* PROBLEM:
Rewrite each of the records below as a JSON list of strings, one string per line, with blank lines skipped. Leave the pictures out of your answer.

Image layout annotations:

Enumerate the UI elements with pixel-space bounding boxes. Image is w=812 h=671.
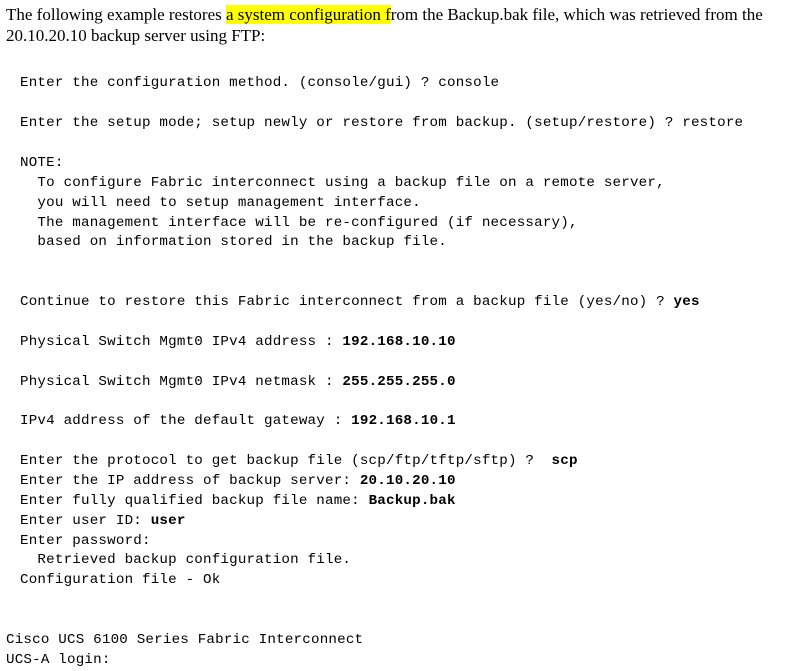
userid-prompt: Enter user ID: [20, 513, 151, 529]
note-line-2: you will need to setup management interf… [20, 195, 421, 211]
protocol-prompt: Enter the protocol to get backup file (s… [20, 453, 552, 469]
footer-line-2: UCS-A login: [6, 652, 111, 668]
config-ok-line: Configuration file - Ok [20, 572, 220, 588]
terminal-output: Enter the configuration method. (console… [20, 55, 806, 592]
netmask-value: 255.255.255.0 [342, 374, 455, 390]
continue-answer: yes [674, 294, 700, 310]
gateway-value: 192.168.10.1 [351, 413, 456, 429]
ip-addr-label: Physical Switch Mgmt0 IPv4 address : [20, 334, 342, 350]
netmask-label: Physical Switch Mgmt0 IPv4 netmask : [20, 374, 342, 390]
ip-addr-value: 192.168.10.10 [342, 334, 455, 350]
retrieved-line: Retrieved backup configuration file. [20, 552, 351, 568]
line-setup-mode: Enter the setup mode; setup newly or res… [20, 115, 743, 131]
userid-answer: user [151, 513, 186, 529]
note-line-3: The management interface will be re-conf… [20, 215, 578, 231]
note-header: NOTE: [20, 155, 64, 171]
intro-highlighted: a system configuration f [226, 5, 391, 24]
intro-paragraph: The following example restores a system … [6, 4, 806, 47]
protocol-answer: scp [552, 453, 578, 469]
server-answer: 20.10.20.10 [360, 473, 456, 489]
continue-prompt: Continue to restore this Fabric intercon… [20, 294, 674, 310]
server-prompt: Enter the IP address of backup server: [20, 473, 360, 489]
filename-prompt: Enter fully qualified backup file name: [20, 493, 369, 509]
footer-line-1: Cisco UCS 6100 Series Fabric Interconnec… [6, 632, 363, 648]
gateway-label: IPv4 address of the default gateway : [20, 413, 351, 429]
note-line-1: To configure Fabric interconnect using a… [20, 175, 665, 191]
line-config-method: Enter the configuration method. (console… [20, 75, 499, 91]
footer-output: Cisco UCS 6100 Series Fabric Interconnec… [6, 611, 806, 671]
filename-answer: Backup.bak [369, 493, 456, 509]
intro-pre: The following example restores [6, 5, 226, 24]
note-line-4: based on information stored in the backu… [20, 234, 447, 250]
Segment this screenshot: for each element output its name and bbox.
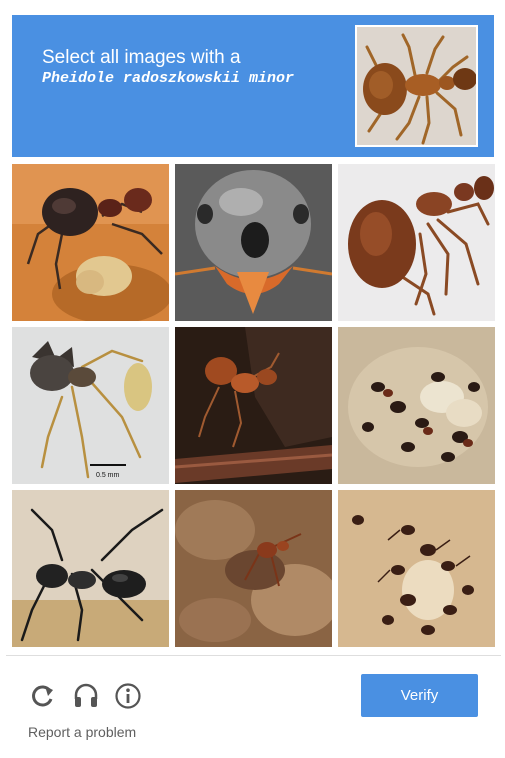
info-icon <box>115 683 141 709</box>
grid-tile-5[interactable] <box>175 327 332 484</box>
challenge-target: Pheidole radoszkowskii minor <box>42 70 295 87</box>
grid-tile-3[interactable] <box>338 164 495 321</box>
grid-tile-6[interactable] <box>338 327 495 484</box>
grid-tile-7[interactable] <box>12 490 169 647</box>
reload-icon <box>32 685 53 707</box>
challenge-header: Select all images with a Pheidole radosz… <box>12 15 494 157</box>
footer-divider <box>6 655 501 656</box>
grid-tile-9[interactable] <box>338 490 495 647</box>
challenge-sample-image <box>355 25 478 147</box>
grid-tile-2[interactable] <box>175 164 332 321</box>
scale-bar-label: 0.5 mm <box>96 472 120 479</box>
headphones-icon <box>74 683 98 707</box>
grid-tile-8[interactable] <box>175 490 332 647</box>
audio-challenge-button[interactable] <box>72 682 100 710</box>
reload-button[interactable] <box>29 682 57 710</box>
challenge-instruction: Select all images with a <box>42 47 241 68</box>
grid-tile-1[interactable] <box>12 164 169 321</box>
info-button[interactable] <box>114 682 142 710</box>
grid-tile-4[interactable]: 0.5 mm <box>12 327 169 484</box>
verify-button[interactable]: Verify <box>361 674 478 717</box>
image-grid: 0.5 mm <box>12 164 496 647</box>
report-problem-link[interactable]: Report a problem <box>28 724 136 740</box>
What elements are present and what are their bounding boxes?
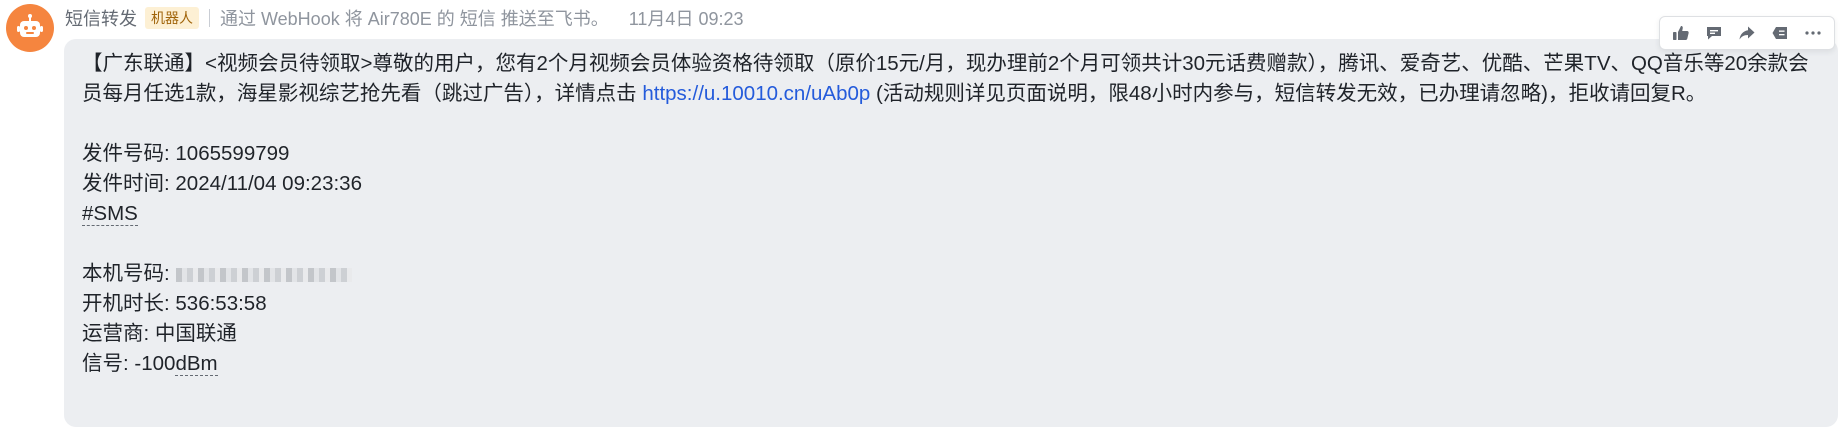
signal-label: 信号: <box>82 352 129 375</box>
sender-number-value: 1065599799 <box>175 142 290 165</box>
carrier-row: 运营商: 中国联通 <box>82 319 1818 349</box>
pin-icon <box>1772 27 1788 39</box>
reply-icon <box>1706 27 1721 40</box>
masked-phone-number <box>175 267 352 282</box>
carrier-value: 中国联通 <box>154 322 237 345</box>
send-time-label: 发件时间: <box>82 172 170 195</box>
avatar[interactable] <box>6 4 54 52</box>
sms-tag-row: #SMS <box>82 199 1818 229</box>
message-bubble: 【广东联通】<视频会员待领取>尊敬的用户，您有2个月视频会员体验资格待领取（原价… <box>64 39 1838 427</box>
uptime-row: 开机时长: 536:53:58 <box>82 289 1818 319</box>
send-time-value: 2024/11/04 09:23:36 <box>175 172 362 195</box>
pin-button[interactable] <box>1767 20 1793 46</box>
sender-number-row: 发件号码: 1065599799 <box>82 139 1818 169</box>
robot-icon <box>17 14 43 37</box>
sender-name[interactable]: 短信转发 <box>65 5 137 31</box>
bot-badge: 机器人 <box>145 7 199 29</box>
message-action-toolbar <box>1659 16 1835 50</box>
sms-text-after-link: (活动规则详见页面说明，限48小时内参与，短信转发无效，已办理请忽略)，拒收请回… <box>870 82 1707 105</box>
sms-hashtag[interactable]: #SMS <box>82 202 138 226</box>
bot-description: 通过 WebHook 将 Air780E 的 短信 推送至飞书。 <box>220 9 609 29</box>
local-number-row: 本机号码: <box>82 259 1818 289</box>
uptime-value: 536:53:58 <box>175 292 267 315</box>
more-icon <box>1805 31 1821 35</box>
message-header: 短信转发 机器人 通过 WebHook 将 Air780E 的 短信 推送至飞书… <box>65 3 744 33</box>
reply-button[interactable] <box>1701 20 1727 46</box>
local-number-label: 本机号码: <box>82 262 170 285</box>
send-time-row: 发件时间: 2024/11/04 09:23:36 <box>82 169 1818 199</box>
signal-unit: dBm <box>175 352 218 376</box>
sms-content: 【广东联通】<视频会员待领取>尊敬的用户，您有2个月视频会员体验资格待领取（原价… <box>82 49 1818 109</box>
more-button[interactable] <box>1800 20 1826 46</box>
signal-row: 信号: -100dBm <box>82 349 1818 379</box>
uptime-label: 开机时长: <box>82 292 170 315</box>
message-timestamp: 11月4日 09:23 <box>628 9 744 29</box>
forward-icon <box>1739 26 1755 40</box>
carrier-label: 运营商: <box>82 322 150 345</box>
header-divider <box>209 9 210 27</box>
sms-link[interactable]: https://u.10010.cn/uAb0p <box>642 82 870 105</box>
sender-number-label: 发件号码: <box>82 142 170 165</box>
thumbs-up-button[interactable] <box>1668 20 1694 46</box>
thumbs-up-icon <box>1672 26 1689 40</box>
signal-value: -100 <box>134 352 176 375</box>
forward-button[interactable] <box>1734 20 1760 46</box>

* ANSWER TO THIS TASK:
[
  "Enumerate the UI elements with pixel-space bounding boxes. Image is w=812 h=671.",
  "userid-prompt: Enter user ID: [20, 513, 151, 529]",
  "note-line-2: you will need to setup management interf… [20, 195, 421, 211]",
  "protocol-prompt: Enter the protocol to get backup file (s… [20, 453, 552, 469]",
  "footer-line-2: UCS-A login: [6, 652, 111, 668]",
  "config-ok-line: Configuration file - Ok [20, 572, 220, 588]",
  "terminal-output: Enter the configuration method. (console… [20, 55, 806, 592]",
  "netmask-value: 255.255.255.0 [342, 374, 455, 390]",
  "continue-answer: yes [674, 294, 700, 310]",
  "gateway-value: 192.168.10.1 [351, 413, 456, 429]",
  "ip-addr-label: Physical Switch Mgmt0 IPv4 address : [20, 334, 342, 350]",
  "netmask-label: Physical Switch Mgmt0 IPv4 netmask : [20, 374, 342, 390]",
  "ip-addr-value: 192.168.10.10 [342, 334, 455, 350]",
  "retrieved-line: Retrieved backup configuration file. [20, 552, 351, 568]",
  "line-setup-mode: Enter the setup mode; setup newly or res… [20, 115, 743, 131]",
  "userid-answer: user [151, 513, 186, 529]",
  "note-line-3: The management interface will be re-conf… [20, 215, 578, 231]",
  "note-header: NOTE: [20, 155, 64, 171]",
  "intro-highlighted: a system configuration f [226, 5, 391, 24]",
  "intro-paragraph: The following example restores a system … [6, 4, 806, 47]",
  "protocol-answer: scp [552, 453, 578, 469]",
  "server-answer: 20.10.20.10 [360, 473, 456, 489]",
  "continue-prompt: Continue to restore this Fabric intercon… [20, 294, 674, 310]",
  "server-prompt: Enter the IP address of backup server: [20, 473, 360, 489]",
  "filename-prompt: Enter fully qualified backup file name: [20, 493, 369, 509]",
  "footer-line-1: Cisco UCS 6100 Series Fabric Interconnec… [6, 632, 363, 648]",
  "gateway-label: IPv4 address of the default gateway : [20, 413, 351, 429]",
  "note-line-1: To configure Fabric interconnect using a… [20, 175, 665, 191]",
  "line-config-method: Enter the configuration method. (console… [20, 75, 499, 91]",
  "footer-output: Cisco UCS 6100 Series Fabric Interconnec… [6, 611, 806, 671]",
  "filename-answer: Backup.bak [369, 493, 456, 509]",
  "intro-pre: The following example restores [6, 5, 226, 24]",
  "note-line-4: based on information stored in the backu… [20, 234, 447, 250]",
  "Segment this screenshot: for each element output its name and bbox.",
  "info-icon <box>115 683 141 709</box>",
  "grid-tile-5[interactable] <box>175 327 332 484</box>",
  "challenge-target: Pheidole radoszkowskii minor <box>42 70 295 87</box>",
  "grid-tile-3[interactable] <box>338 164 495 321</box>",
  "grid-tile-6[interactable] <box>338 327 495 484</box>",
  "grid-tile-7[interactable] <box>12 490 169 647</box>",
  "reload-icon <box>32 685 53 707</box>",
  "challenge-header: Select all images with a Pheidole radosz… <box>12 15 494 157</box>",
  "footer-divider <box>6 655 501 656</box>",
  "grid-tile-9[interactable] <box>338 490 495 647</box>",
  "challenge-sample-image <box>355 25 478 147</box>",
  "grid-tile-2[interactable] <box>175 164 332 321</box>",
  "scale-bar-label: 0.5 mm <box>96 472 120 479</box>",
  "headphones-icon <box>74 683 98 707</box>",
  "grid-tile-8[interactable] <box>175 490 332 647</box>",
  "audio-challenge-button[interactable] <box>72 682 100 710</box>",
  "reload-button[interactable] <box>29 682 57 710</box>",
  "challenge-instruction: Select all images with a <box>42 47 241 68</box>",
  "grid-tile-1[interactable] <box>12 164 169 321</box>",
  "info-button[interactable] <box>114 682 142 710</box>",
  "grid-tile-4[interactable]: 0.5 mm <box>12 327 169 484</box>",
  "verify-button[interactable]: Verify <box>361 674 478 717</box>",
  "image-grid: 0.5 mm <box>12 164 496 647</box>",
  "report-problem-link[interactable]: Report a problem <box>28 724 136 740</box>",
  "What elements are present and what are their bounding boxes?",
  "signal-label: 信号: <box>82 352 129 375</box>",
  "sender-number-value: 1065599799 <box>175 142 290 165</box>",
  "carrier-row: 运营商: 中国联通 <box>82 319 1818 349</box>",
  "pin-icon <box>1772 27 1788 39</box>",
  "reply-icon <box>1706 27 1721 40</box>",
  "masked-phone-number <box>175 267 352 282</box>",
  "carrier-value: 中国联通 <box>154 322 237 345</box>",
  "send-time-label: 发件时间: <box>82 172 170 195</box>",
  "avatar[interactable] <box>6 4 54 52</box>",
  "sms-tag-row: #SMS <box>82 199 1818 229</box>",
  "message-bubble: 【广东联通】<视频会员待领取>尊敬的用户，您有2个月视频会员体验资格待领取（原价… <box>64 39 1838 427</box>",
  "uptime-row: 开机时长: 536:53:58 <box>82 289 1818 319</box>",
  "send-time-value: 2024/11/04 09:23:36 <box>175 172 362 195</box>",
  "pin-button[interactable] <box>1767 20 1793 46</box>",
  "sender-number-row: 发件号码: 1065599799 <box>82 139 1818 169</box>",
  "robot-icon <box>17 14 43 37</box>",
  "sender-name[interactable]: 短信转发 <box>65 5 137 31</box>",
  "bot-badge: 机器人 <box>145 7 199 29</box>",
  "message-action-toolbar <box>1659 16 1835 50</box>",
  "sms-text-after-link: (活动规则详见页面说明，限48小时内参与，短信转发无效，已办理请忽略)，拒收请回… <box>870 82 1707 105</box>",
  "sms-hashtag[interactable]: #SMS <box>82 202 138 226</box>",
  "bot-description: 通过 WebHook 将 Air780E 的 短信 推送至飞书。 <box>220 9 609 29</box>",
  "local-number-row: 本机号码: <box>82 259 1818 289</box>",
  "uptime-value: 536:53:58 <box>175 292 267 315</box>",
  "more-icon <box>1805 31 1821 35</box>",
  "message-header: 短信转发 机器人 通过 WebHook 将 Air780E 的 短信 推送至飞书… <box>65 3 744 33</box>",
  "reply-button[interactable] <box>1701 20 1727 46</box>",
  "local-number-label: 本机号码: <box>82 262 170 285</box>",
  "send-time-row: 发件时间: 2024/11/04 09:23:36 <box>82 169 1818 199</box>",
  "signal-unit: dBm <box>175 352 218 376</box>",
  "sms-content: 【广东联通】<视频会员待领取>尊敬的用户，您有2个月视频会员体验资格待领取（原价… <box>82 49 1818 109</box>",
  "more-button[interactable] <box>1800 20 1826 46</box>",
  "signal-row: 信号: -100dBm <box>82 349 1818 379</box>",
  "uptime-label: 开机时长: <box>82 292 170 315</box>",
  "message-timestamp: 11月4日 09:23 <box>628 9 744 29</box>",
  "forward-icon <box>1739 26 1755 40</box>",
  "carrier-label: 运营商: <box>82 322 150 345</box>",
  "header-divider <box>209 9 210 27</box>",
  "sms-link[interactable]: https://u.10010.cn/uAb0p <box>642 82 870 105</box>",
  "sender-number-label: 发件号码: <box>82 142 170 165</box>",
  "thumbs-up-button[interactable] <box>1668 20 1694 46</box>",
  "thumbs-up-icon <box>1672 26 1689 40</box>",
  "signal-value: -100 <box>134 352 176 375</box>",
  "forward-button[interactable] <box>1734 20 1760 46</box>"
]